The complete listing should be restated exactly.

** Start of Record set **

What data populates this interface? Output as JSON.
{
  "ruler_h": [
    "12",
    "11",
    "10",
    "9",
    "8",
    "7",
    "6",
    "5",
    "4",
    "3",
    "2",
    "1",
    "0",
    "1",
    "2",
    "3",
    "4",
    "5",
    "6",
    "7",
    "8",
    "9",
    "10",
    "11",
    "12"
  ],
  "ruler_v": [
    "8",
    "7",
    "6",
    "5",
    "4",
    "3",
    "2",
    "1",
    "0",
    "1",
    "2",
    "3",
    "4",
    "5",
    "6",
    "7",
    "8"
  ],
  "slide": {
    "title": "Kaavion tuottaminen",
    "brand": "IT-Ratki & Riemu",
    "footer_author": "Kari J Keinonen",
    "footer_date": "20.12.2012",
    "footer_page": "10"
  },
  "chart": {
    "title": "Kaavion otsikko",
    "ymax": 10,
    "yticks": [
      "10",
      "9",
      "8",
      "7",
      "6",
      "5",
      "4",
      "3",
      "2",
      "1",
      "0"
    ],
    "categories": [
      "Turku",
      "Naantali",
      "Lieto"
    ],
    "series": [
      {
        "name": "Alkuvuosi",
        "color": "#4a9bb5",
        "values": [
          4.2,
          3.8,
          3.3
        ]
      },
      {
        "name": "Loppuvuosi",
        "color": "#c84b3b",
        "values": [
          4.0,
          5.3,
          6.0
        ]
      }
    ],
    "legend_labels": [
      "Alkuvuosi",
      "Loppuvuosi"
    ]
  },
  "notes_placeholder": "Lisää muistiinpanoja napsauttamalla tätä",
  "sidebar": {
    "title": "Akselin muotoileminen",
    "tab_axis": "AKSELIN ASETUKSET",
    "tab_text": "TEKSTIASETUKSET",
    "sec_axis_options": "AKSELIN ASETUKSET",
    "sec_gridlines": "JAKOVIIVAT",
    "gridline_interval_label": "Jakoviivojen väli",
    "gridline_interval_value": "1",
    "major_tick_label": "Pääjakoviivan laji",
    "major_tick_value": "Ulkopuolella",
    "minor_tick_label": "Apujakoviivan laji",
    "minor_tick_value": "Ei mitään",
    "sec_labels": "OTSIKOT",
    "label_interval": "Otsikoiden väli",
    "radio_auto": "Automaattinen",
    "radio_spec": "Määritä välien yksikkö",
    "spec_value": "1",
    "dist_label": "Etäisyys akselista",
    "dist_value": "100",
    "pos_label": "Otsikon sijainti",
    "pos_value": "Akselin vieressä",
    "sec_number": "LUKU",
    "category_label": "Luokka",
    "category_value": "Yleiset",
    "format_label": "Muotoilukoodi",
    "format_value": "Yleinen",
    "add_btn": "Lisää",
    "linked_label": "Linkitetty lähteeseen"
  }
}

** End of Record set **

**Written solution**
What data populates this interface? Output as JSON.
{
  "ruler_h": [
    "12",
    "11",
    "10",
    "9",
    "8",
    "7",
    "6",
    "5",
    "4",
    "3",
    "2",
    "1",
    "0",
    "1",
    "2",
    "3",
    "4",
    "5",
    "6",
    "7",
    "8",
    "9",
    "10",
    "11",
    "12"
  ],
  "ruler_v": [
    "8",
    "7",
    "6",
    "5",
    "4",
    "3",
    "2",
    "1",
    "0",
    "1",
    "2",
    "3",
    "4",
    "5",
    "6",
    "7",
    "8"
  ],
  "slide": {
    "title": "Kaavion tuottaminen",
    "brand": "IT-Ratki & Riemu",
    "footer_author": "Kari J Keinonen",
    "footer_date": "20.12.2012",
    "footer_page": "10"
  },
  "chart": {
    "title": "Kaavion otsikko",
    "ymax": 10,
    "yticks": [
      "10",
      "9",
      "8",
      "7",
      "6",
      "5",
      "4",
      "3",
      "2",
      "1",
      "0"
    ],
    "categories": [
      "Turku",
      "Naantali",
      "Lieto"
    ],
    "series": [
      {
        "name": "Alkuvuosi",
        "color": "#4a9bb5",
        "values": [
          4.2,
          3.8,
          3.3
        ]
      },
      {
        "name": "Loppuvuosi",
        "color": "#c84b3b",
        "values": [
          4.0,
          5.3,
          6.0
        ]
      }
    ],
    "legend_labels": [
      "Alkuvuosi",
      "Loppuvuosi"
    ]
  },
  "notes_placeholder": "Lisää muistiinpanoja napsauttamalla tätä",
  "sidebar": {
    "title": "Akselin muotoileminen",
    "tab_axis": "AKSELIN ASETUKSET",
    "tab_text": "TEKSTIASETUKSET",
    "sec_axis_options": "AKSELIN ASETUKSET",
    "sec_gridlines": "JAKOVIIVAT",
    "gridline_interval_label": "Jakoviivojen väli",
    "gridline_interval_value": "1",
    "major_tick_label": "Pääjakoviivan laji",
    "major_tick_value": "Ulkopuolella",
    "minor_tick_label": "Apujakoviivan laji",
    "minor_tick_value": "Ei mitään",
    "sec_labels": "OTSIKOT",
    "label_interval": "Otsikoiden väli",
    "radio_auto": "Automaattinen",
    "radio_spec": "Määritä välien yksikkö",
    "spec_value": "1",
    "dist_label": "Etäisyys akselista",
    "dist_value": "100",
    "pos_label": "Otsikon sijainti",
    "pos_value": "Akselin vieressä",
    "sec_number": "LUKU",
    "category_label": "Luokka",
    "category_value": "Yleiset",
    "format_label": "Muotoilukoodi",
    "format_value": "Yleinen",
    "add_btn": "Lisää",
    "linked_label": "Linkitetty lähteeseen"
  }
}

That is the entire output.